■ Description of the task ■
Give the entries again exactly, every one of them.

--- BEGIN Listed records ---

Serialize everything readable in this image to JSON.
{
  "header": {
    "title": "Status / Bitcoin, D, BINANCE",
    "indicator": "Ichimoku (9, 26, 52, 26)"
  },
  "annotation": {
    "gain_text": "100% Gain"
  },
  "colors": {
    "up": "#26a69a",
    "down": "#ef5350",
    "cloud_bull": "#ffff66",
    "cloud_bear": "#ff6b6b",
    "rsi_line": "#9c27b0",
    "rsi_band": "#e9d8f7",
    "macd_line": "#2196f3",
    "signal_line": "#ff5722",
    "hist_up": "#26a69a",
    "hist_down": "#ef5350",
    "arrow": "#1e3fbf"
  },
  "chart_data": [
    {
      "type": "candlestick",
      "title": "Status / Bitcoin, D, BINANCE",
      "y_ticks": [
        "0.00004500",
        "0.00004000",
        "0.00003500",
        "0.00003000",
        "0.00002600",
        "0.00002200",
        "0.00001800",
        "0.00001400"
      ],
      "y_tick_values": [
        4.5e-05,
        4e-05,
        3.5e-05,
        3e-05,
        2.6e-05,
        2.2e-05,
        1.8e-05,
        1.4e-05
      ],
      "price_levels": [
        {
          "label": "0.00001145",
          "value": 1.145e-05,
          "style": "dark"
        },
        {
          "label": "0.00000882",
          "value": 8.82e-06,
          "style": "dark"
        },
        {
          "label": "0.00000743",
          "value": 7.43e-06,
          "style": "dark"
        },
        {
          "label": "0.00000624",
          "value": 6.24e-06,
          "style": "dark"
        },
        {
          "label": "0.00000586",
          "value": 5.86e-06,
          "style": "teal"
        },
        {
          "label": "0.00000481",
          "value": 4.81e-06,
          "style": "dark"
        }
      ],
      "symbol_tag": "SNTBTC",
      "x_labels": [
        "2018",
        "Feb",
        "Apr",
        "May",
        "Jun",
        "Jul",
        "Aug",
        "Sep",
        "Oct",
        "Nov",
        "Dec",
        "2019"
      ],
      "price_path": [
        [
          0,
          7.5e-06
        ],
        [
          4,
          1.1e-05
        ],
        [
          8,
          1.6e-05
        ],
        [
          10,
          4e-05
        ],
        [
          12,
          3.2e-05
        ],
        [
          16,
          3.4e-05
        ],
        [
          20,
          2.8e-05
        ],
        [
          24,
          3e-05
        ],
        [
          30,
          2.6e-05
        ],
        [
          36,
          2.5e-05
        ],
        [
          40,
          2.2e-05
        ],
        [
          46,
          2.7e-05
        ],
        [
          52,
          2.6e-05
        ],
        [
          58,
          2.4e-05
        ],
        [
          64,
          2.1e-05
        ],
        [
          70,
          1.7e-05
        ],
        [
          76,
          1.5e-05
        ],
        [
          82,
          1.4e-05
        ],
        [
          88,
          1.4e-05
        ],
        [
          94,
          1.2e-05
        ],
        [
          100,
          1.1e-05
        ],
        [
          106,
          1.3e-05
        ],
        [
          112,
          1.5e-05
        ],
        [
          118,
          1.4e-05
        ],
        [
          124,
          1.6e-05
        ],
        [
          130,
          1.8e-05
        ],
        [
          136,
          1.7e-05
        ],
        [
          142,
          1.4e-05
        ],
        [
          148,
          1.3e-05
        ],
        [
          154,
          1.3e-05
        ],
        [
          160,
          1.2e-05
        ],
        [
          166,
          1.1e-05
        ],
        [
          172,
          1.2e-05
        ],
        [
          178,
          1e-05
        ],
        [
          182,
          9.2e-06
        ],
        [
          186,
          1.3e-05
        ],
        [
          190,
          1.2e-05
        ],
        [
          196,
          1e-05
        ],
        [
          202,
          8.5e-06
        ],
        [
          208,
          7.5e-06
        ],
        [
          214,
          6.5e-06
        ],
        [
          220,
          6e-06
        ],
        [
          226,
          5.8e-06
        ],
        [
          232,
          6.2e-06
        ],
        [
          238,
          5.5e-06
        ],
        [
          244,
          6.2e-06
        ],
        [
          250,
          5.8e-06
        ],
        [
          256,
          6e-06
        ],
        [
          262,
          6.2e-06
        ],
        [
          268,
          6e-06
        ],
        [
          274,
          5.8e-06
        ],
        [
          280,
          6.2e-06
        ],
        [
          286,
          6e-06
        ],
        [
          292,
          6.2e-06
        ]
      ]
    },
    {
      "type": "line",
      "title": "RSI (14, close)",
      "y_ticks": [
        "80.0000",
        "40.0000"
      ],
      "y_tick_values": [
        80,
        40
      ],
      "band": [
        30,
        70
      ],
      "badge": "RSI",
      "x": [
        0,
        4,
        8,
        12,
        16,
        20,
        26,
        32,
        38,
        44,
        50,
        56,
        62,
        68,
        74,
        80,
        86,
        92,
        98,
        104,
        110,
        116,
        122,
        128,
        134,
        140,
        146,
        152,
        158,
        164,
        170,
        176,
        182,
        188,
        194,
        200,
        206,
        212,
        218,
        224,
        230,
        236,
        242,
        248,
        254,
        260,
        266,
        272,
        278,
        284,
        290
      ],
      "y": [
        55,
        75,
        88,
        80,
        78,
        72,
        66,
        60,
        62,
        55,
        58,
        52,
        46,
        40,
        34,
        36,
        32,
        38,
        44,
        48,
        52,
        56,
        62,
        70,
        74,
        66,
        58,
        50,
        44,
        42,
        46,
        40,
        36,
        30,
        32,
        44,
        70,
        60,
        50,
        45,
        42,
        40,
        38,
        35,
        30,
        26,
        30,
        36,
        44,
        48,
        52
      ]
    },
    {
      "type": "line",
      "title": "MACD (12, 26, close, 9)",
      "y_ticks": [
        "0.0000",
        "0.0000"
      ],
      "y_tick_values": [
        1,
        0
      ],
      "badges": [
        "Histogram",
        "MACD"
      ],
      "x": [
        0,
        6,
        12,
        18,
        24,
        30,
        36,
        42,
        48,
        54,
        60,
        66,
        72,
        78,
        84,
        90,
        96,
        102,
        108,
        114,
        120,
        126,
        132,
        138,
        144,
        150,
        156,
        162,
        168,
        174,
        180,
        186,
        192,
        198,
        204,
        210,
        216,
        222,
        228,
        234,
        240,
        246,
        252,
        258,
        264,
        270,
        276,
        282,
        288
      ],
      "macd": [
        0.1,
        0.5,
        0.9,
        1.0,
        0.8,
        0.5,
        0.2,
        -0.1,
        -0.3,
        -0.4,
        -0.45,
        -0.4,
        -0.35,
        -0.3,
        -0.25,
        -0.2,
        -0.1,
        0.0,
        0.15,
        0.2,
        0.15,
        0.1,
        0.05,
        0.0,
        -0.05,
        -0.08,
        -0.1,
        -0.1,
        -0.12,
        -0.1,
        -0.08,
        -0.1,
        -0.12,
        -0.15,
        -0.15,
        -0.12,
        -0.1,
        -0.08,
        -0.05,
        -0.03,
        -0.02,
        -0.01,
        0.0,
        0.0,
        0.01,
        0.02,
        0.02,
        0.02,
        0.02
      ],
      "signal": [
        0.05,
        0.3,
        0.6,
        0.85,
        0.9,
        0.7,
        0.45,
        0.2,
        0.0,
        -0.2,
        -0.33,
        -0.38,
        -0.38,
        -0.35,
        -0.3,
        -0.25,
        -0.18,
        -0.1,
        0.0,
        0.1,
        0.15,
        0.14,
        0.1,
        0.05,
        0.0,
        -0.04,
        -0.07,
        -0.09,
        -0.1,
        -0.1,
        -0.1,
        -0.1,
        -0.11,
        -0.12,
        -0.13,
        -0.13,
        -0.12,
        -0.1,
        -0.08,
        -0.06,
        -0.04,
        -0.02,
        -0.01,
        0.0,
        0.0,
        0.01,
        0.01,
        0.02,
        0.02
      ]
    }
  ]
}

--- END Listed records ---

■ Exercise result ■
Serialize everything readable in this image to JSON.
{
  "header": {
    "title": "Status / Bitcoin, D, BINANCE",
    "indicator": "Ichimoku (9, 26, 52, 26)"
  },
  "annotation": {
    "gain_text": "100% Gain"
  },
  "colors": {
    "up": "#26a69a",
    "down": "#ef5350",
    "cloud_bull": "#ffff66",
    "cloud_bear": "#ff6b6b",
    "rsi_line": "#9c27b0",
    "rsi_band": "#e9d8f7",
    "macd_line": "#2196f3",
    "signal_line": "#ff5722",
    "hist_up": "#26a69a",
    "hist_down": "#ef5350",
    "arrow": "#1e3fbf"
  },
  "chart_data": [
    {
      "type": "candlestick",
      "title": "Status / Bitcoin, D, BINANCE",
      "y_ticks": [
        "0.00004500",
        "0.00004000",
        "0.00003500",
        "0.00003000",
        "0.00002600",
        "0.00002200",
        "0.00001800",
        "0.00001400"
      ],
      "y_tick_values": [
        4.5e-05,
        4e-05,
        3.5e-05,
        3e-05,
        2.6e-05,
        2.2e-05,
        1.8e-05,
        1.4e-05
      ],
      "price_levels": [
        {
          "label": "0.00001145",
          "value": 1.145e-05,
          "style": "dark"
        },
        {
          "label": "0.00000882",
          "value": 8.82e-06,
          "style": "dark"
        },
        {
          "label": "0.00000743",
          "value": 7.43e-06,
          "style": "dark"
        },
        {
          "label": "0.00000624",
          "value": 6.24e-06,
          "style": "dark"
        },
        {
          "label": "0.00000586",
          "value": 5.86e-06,
          "style": "teal"
        },
        {
          "label": "0.00000481",
          "value": 4.81e-06,
          "style": "dark"
        }
      ],
      "symbol_tag": "SNTBTC",
      "x_labels": [
        "2018",
        "Feb",
        "Apr",
        "May",
        "Jun",
        "Jul",
        "Aug",
        "Sep",
        "Oct",
        "Nov",
        "Dec",
        "2019"
      ],
      "price_path": [
        [
          0,
          7.5e-06
        ],
        [
          4,
          1.1e-05
        ],
        [
          8,
          1.6e-05
        ],
        [
          10,
          4e-05
        ],
        [
          12,
          3.2e-05
        ],
        [
          16,
          3.4e-05
        ],
        [
          20,
          2.8e-05
        ],
        [
          24,
          3e-05
        ],
        [
          30,
          2.6e-05
        ],
        [
          36,
          2.5e-05
        ],
        [
          40,
          2.2e-05
        ],
        [
          46,
          2.7e-05
        ],
        [
          52,
          2.6e-05
        ],
        [
          58,
          2.4e-05
        ],
        [
          64,
          2.1e-05
        ],
        [
          70,
          1.7e-05
        ],
        [
          76,
          1.5e-05
        ],
        [
          82,
          1.4e-05
        ],
        [
          88,
          1.4e-05
        ],
        [
          94,
          1.2e-05
        ],
        [
          100,
          1.1e-05
        ],
        [
          106,
          1.3e-05
        ],
        [
          112,
          1.5e-05
        ],
        [
          118,
          1.4e-05
        ],
        [
          124,
          1.6e-05
        ],
        [
          130,
          1.8e-05
        ],
        [
          136,
          1.7e-05
        ],
        [
          142,
          1.4e-05
        ],
        [
          148,
          1.3e-05
        ],
        [
          154,
          1.3e-05
        ],
        [
          160,
          1.2e-05
        ],
        [
          166,
          1.1e-05
        ],
        [
          172,
          1.2e-05
        ],
        [
          178,
          1e-05
        ],
        [
          182,
          9.2e-06
        ],
        [
          186,
          1.3e-05
        ],
        [
          190,
          1.2e-05
        ],
        [
          196,
          1e-05
        ],
        [
          202,
          8.5e-06
        ],
        [
          208,
          7.5e-06
        ],
        [
          214,
          6.5e-06
        ],
        [
          220,
          6e-06
        ],
        [
          226,
          5.8e-06
        ],
        [
          232,
          6.2e-06
        ],
        [
          238,
          5.5e-06
        ],
        [
          244,
          6.2e-06
        ],
        [
          250,
          5.8e-06
        ],
        [
          256,
          6e-06
        ],
        [
          262,
          6.2e-06
        ],
        [
          268,
          6e-06
        ],
        [
          274,
          5.8e-06
        ],
        [
          280,
          6.2e-06
        ],
        [
          286,
          6e-06
        ],
        [
          292,
          6.2e-06
        ]
      ]
    },
    {
      "type": "line",
      "title": "RSI (14, close)",
      "y_ticks": [
        "80.0000",
        "40.0000"
      ],
      "y_tick_values": [
        80,
        40
      ],
      "band": [
        30,
        70
      ],
      "badge": "RSI",
      "x": [
        0,
        4,
        8,
        12,
        16,
        20,
        26,
        32,
        38,
        44,
        50,
        56,
        62,
        68,
        74,
        80,
        86,
        92,
        98,
        104,
        110,
        116,
        122,
        128,
        134,
        140,
        146,
        152,
        158,
        164,
        170,
        176,
        182,
        188,
        194,
        200,
        206,
        212,
        218,
        224,
        230,
        236,
        242,
        248,
        254,
        260,
        266,
        272,
        278,
        284,
        290
      ],
      "y": [
        55,
        75,
        88,
        80,
        78,
        72,
        66,
        60,
        62,
        55,
        58,
        52,
        46,
        40,
        34,
        36,
        32,
        38,
        44,
        48,
        52,
        56,
        62,
        70,
        74,
        66,
        58,
        50,
        44,
        42,
        46,
        40,
        36,
        30,
        32,
        44,
        70,
        60,
        50,
        45,
        42,
        40,
        38,
        35,
        30,
        26,
        30,
        36,
        44,
        48,
        52
      ]
    },
    {
      "type": "line",
      "title": "MACD (12, 26, close, 9)",
      "y_ticks": [
        "0.0000",
        "0.0000"
      ],
      "y_tick_values": [
        1,
        0
      ],
      "badges": [
        "Histogram",
        "MACD"
      ],
      "x": [
        0,
        6,
        12,
        18,
        24,
        30,
        36,
        42,
        48,
        54,
        60,
        66,
        72,
        78,
        84,
        90,
        96,
        102,
        108,
        114,
        120,
        126,
        132,
        138,
        144,
        150,
        156,
        162,
        168,
        174,
        180,
        186,
        192,
        198,
        204,
        210,
        216,
        222,
        228,
        234,
        240,
        246,
        252,
        258,
        264,
        270,
        276,
        282,
        288
      ],
      "macd": [
        0.1,
        0.5,
        0.9,
        1.0,
        0.8,
        0.5,
        0.2,
        -0.1,
        -0.3,
        -0.4,
        -0.45,
        -0.4,
        -0.35,
        -0.3,
        -0.25,
        -0.2,
        -0.1,
        0.0,
        0.15,
        0.2,
        0.15,
        0.1,
        0.05,
        0.0,
        -0.05,
        -0.08,
        -0.1,
        -0.1,
        -0.12,
        -0.1,
        -0.08,
        -0.1,
        -0.12,
        -0.15,
        -0.15,
        -0.12,
        -0.1,
        -0.08,
        -0.05,
        -0.03,
        -0.02,
        -0.01,
        0.0,
        0.0,
        0.01,
        0.02,
        0.02,
        0.02,
        0.02
      ],
      "signal": [
        0.05,
        0.3,
        0.6,
        0.85,
        0.9,
        0.7,
        0.45,
        0.2,
        0.0,
        -0.2,
        -0.33,
        -0.38,
        -0.38,
        -0.35,
        -0.3,
        -0.25,
        -0.18,
        -0.1,
        0.0,
        0.1,
        0.15,
        0.14,
        0.1,
        0.05,
        0.0,
        -0.04,
        -0.07,
        -0.09,
        -0.1,
        -0.1,
        -0.1,
        -0.1,
        -0.11,
        -0.12,
        -0.13,
        -0.13,
        -0.12,
        -0.1,
        -0.08,
        -0.06,
        -0.04,
        -0.02,
        -0.01,
        0.0,
        0.0,
        0.01,
        0.01,
        0.02,
        0.02
      ]
    }
  ]
}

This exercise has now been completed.